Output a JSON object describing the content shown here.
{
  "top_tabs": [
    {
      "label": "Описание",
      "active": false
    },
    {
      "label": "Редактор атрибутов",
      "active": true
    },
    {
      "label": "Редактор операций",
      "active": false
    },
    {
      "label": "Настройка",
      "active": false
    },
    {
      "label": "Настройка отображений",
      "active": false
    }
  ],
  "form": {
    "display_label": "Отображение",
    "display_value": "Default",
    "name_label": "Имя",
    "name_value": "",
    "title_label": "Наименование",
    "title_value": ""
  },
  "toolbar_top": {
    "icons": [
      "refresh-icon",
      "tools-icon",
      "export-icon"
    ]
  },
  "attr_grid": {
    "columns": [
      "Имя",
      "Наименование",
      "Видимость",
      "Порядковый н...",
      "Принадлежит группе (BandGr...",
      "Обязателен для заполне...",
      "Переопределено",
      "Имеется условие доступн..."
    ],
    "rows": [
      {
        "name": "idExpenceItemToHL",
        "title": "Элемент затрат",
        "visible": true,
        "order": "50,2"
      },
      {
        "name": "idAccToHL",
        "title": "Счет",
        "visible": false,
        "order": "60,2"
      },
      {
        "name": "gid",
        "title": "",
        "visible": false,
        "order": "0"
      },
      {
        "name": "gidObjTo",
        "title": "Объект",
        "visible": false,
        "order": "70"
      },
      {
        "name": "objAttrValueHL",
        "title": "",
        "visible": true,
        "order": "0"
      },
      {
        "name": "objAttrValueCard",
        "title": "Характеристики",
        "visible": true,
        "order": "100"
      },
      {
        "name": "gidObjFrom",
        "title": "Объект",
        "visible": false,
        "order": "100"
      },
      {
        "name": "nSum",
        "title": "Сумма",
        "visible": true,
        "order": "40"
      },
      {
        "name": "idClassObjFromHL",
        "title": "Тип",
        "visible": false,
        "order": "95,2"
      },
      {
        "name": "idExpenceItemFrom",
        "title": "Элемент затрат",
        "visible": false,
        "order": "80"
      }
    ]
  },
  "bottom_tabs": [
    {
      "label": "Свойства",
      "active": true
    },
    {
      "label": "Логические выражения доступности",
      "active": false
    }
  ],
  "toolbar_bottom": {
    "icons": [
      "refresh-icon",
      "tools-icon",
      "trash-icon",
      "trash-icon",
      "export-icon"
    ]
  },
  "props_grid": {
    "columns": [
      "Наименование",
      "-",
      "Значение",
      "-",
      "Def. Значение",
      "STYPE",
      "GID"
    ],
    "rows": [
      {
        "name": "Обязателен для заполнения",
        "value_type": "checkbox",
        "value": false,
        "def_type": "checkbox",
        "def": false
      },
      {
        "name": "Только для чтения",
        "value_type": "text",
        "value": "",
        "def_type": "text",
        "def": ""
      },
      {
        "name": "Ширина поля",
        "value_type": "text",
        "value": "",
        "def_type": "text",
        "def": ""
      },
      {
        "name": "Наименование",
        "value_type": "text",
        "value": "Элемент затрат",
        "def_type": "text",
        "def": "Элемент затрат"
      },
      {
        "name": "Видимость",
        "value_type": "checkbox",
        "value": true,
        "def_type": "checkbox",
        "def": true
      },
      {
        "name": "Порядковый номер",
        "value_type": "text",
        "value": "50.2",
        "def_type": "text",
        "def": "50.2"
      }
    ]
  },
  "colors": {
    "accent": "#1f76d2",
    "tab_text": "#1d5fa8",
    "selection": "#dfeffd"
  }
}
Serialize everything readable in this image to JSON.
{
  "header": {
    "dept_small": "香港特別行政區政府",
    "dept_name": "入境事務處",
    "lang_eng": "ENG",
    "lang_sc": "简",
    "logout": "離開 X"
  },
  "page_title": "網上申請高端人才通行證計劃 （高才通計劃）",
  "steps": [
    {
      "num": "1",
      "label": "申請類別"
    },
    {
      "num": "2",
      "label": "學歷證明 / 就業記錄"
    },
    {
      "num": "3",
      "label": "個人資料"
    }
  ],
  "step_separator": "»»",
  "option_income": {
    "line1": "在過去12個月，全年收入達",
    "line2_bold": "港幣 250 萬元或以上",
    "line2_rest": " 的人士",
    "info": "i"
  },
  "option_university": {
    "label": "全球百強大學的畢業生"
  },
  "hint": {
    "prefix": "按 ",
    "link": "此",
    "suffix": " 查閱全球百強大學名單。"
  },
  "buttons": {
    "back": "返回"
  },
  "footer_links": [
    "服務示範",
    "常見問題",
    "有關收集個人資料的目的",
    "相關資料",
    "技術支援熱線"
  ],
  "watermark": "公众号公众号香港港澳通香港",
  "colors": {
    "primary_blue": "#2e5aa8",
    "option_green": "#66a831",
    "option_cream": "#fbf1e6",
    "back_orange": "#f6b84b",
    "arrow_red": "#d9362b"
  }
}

Problem details: Reproduce the material above without altering a single character.

Expected answer:
Output a JSON object describing the content shown here.
{
  "top_tabs": [
    {
      "label": "Описание",
      "active": false
    },
    {
      "label": "Редактор атрибутов",
      "active": true
    },
    {
      "label": "Редактор операций",
      "active": false
    },
    {
      "label": "Настройка",
      "active": false
    },
    {
      "label": "Настройка отображений",
      "active": false
    }
  ],
  "form": {
    "display_label": "Отображение",
    "display_value": "Default",
    "name_label": "Имя",
    "name_value": "",
    "title_label": "Наименование",
    "title_value": ""
  },
  "toolbar_top": {
    "icons": [
      "refresh-icon",
      "tools-icon",
      "export-icon"
    ]
  },
  "attr_grid": {
    "columns": [
      "Имя",
      "Наименование",
      "Видимость",
      "Порядковый н...",
      "Принадлежит группе (BandGr...",
      "Обязателен для заполне...",
      "Переопределено",
      "Имеется условие доступн..."
    ],
    "rows": [
      {
        "name": "idExpenceItemToHL",
        "title": "Элемент затрат",
        "visible": true,
        "order": "50,2"
      },
      {
        "name": "idAccToHL",
        "title": "Счет",
        "visible": false,
        "order": "60,2"
      },
      {
        "name": "gid",
        "title": "",
        "visible": false,
        "order": "0"
      },
      {
        "name": "gidObjTo",
        "title": "Объект",
        "visible": false,
        "order": "70"
      },
      {
        "name": "objAttrValueHL",
        "title": "",
        "visible": true,
        "order": "0"
      },
      {
        "name": "objAttrValueCard",
        "title": "Характеристики",
        "visible": true,
        "order": "100"
      },
      {
        "name": "gidObjFrom",
        "title": "Объект",
        "visible": false,
        "order": "100"
      },
      {
        "name": "nSum",
        "title": "Сумма",
        "visible": true,
        "order": "40"
      },
      {
        "name": "idClassObjFromHL",
        "title": "Тип",
        "visible": false,
        "order": "95,2"
      },
      {
        "name": "idExpenceItemFrom",
        "title": "Элемент затрат",
        "visible": false,
        "order": "80"
      }
    ]
  },
  "bottom_tabs": [
    {
      "label": "Свойства",
      "active": true
    },
    {
      "label": "Логические выражения доступности",
      "active": false
    }
  ],
  "toolbar_bottom": {
    "icons": [
      "refresh-icon",
      "tools-icon",
      "trash-icon",
      "trash-icon",
      "export-icon"
    ]
  },
  "props_grid": {
    "columns": [
      "Наименование",
      "-",
      "Значение",
      "-",
      "Def. Значение",
      "STYPE",
      "GID"
    ],
    "rows": [
      {
        "name": "Обязателен для заполнения",
        "value_type": "checkbox",
        "value": false,
        "def_type": "checkbox",
        "def": false
      },
      {
        "name": "Только для чтения",
        "value_type": "text",
        "value": "",
        "def_type": "text",
        "def": ""
      },
      {
        "name": "Ширина поля",
        "value_type": "text",
        "value": "",
        "def_type": "text",
        "def": ""
      },
      {
        "name": "Наименование",
        "value_type": "text",
        "value": "Элемент затрат",
        "def_type": "text",
        "def": "Элемент затрат"
      },
      {
        "name": "Видимость",
        "value_type": "checkbox",
        "value": true,
        "def_type": "checkbox",
        "def": true
      },
      {
        "name": "Порядковый номер",
        "value_type": "text",
        "value": "50.2",
        "def_type": "text",
        "def": "50.2"
      }
    ]
  },
  "colors": {
    "accent": "#1f76d2",
    "tab_text": "#1d5fa8",
    "selection": "#dfeffd"
  }
}
Serialize everything readable in this image to JSON.
{
  "header": {
    "dept_small": "香港特別行政區政府",
    "dept_name": "入境事務處",
    "lang_eng": "ENG",
    "lang_sc": "简",
    "logout": "離開 X"
  },
  "page_title": "網上申請高端人才通行證計劃 （高才通計劃）",
  "steps": [
    {
      "num": "1",
      "label": "申請類別"
    },
    {
      "num": "2",
      "label": "學歷證明 / 就業記錄"
    },
    {
      "num": "3",
      "label": "個人資料"
    }
  ],
  "step_separator": "»»",
  "option_income": {
    "line1": "在過去12個月，全年收入達",
    "line2_bold": "港幣 250 萬元或以上",
    "line2_rest": " 的人士",
    "info": "i"
  },
  "option_university": {
    "label": "全球百強大學的畢業生"
  },
  "hint": {
    "prefix": "按 ",
    "link": "此",
    "suffix": " 查閱全球百強大學名單。"
  },
  "buttons": {
    "back": "返回"
  },
  "footer_links": [
    "服務示範",
    "常見問題",
    "有關收集個人資料的目的",
    "相關資料",
    "技術支援熱線"
  ],
  "watermark": "公众号公众号香港港澳通香港",
  "colors": {
    "primary_blue": "#2e5aa8",
    "option_green": "#66a831",
    "option_cream": "#fbf1e6",
    "back_orange": "#f6b84b",
    "arrow_red": "#d9362b"
  }
}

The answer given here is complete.